Locate all lines with the word "value". Copy them.

* Begin Data lines *

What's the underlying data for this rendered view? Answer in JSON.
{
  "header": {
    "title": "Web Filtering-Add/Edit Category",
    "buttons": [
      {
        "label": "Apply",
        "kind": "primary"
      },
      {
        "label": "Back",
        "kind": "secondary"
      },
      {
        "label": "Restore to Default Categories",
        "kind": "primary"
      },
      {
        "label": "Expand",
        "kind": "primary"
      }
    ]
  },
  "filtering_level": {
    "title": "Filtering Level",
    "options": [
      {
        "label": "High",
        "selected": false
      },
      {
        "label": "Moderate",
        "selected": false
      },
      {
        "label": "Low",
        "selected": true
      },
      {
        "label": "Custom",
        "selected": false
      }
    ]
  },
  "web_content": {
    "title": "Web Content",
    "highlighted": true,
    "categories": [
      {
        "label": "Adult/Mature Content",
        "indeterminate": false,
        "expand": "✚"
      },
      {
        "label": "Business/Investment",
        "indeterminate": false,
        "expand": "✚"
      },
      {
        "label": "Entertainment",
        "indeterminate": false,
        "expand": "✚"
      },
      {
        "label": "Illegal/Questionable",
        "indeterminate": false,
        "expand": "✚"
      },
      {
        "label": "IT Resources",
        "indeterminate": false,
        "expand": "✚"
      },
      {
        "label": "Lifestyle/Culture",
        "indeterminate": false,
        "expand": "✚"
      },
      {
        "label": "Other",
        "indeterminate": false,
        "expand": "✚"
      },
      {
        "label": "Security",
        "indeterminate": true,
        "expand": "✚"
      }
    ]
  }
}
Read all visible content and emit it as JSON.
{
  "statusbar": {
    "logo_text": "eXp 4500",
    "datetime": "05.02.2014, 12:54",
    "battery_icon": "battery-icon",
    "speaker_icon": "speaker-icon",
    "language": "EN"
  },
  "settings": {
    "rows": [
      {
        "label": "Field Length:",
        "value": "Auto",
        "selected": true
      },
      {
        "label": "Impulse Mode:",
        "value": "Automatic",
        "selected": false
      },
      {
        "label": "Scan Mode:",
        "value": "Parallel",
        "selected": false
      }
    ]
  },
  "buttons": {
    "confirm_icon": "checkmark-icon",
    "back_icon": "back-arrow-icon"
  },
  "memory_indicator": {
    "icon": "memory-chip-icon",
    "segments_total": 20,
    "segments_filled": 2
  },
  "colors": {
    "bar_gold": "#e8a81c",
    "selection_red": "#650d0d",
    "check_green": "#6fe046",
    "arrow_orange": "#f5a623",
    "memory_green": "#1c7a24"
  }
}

* End Data lines *

### Correct answer
        "value": "Auto",
        "value": "Automatic",
        "value": "Parallel",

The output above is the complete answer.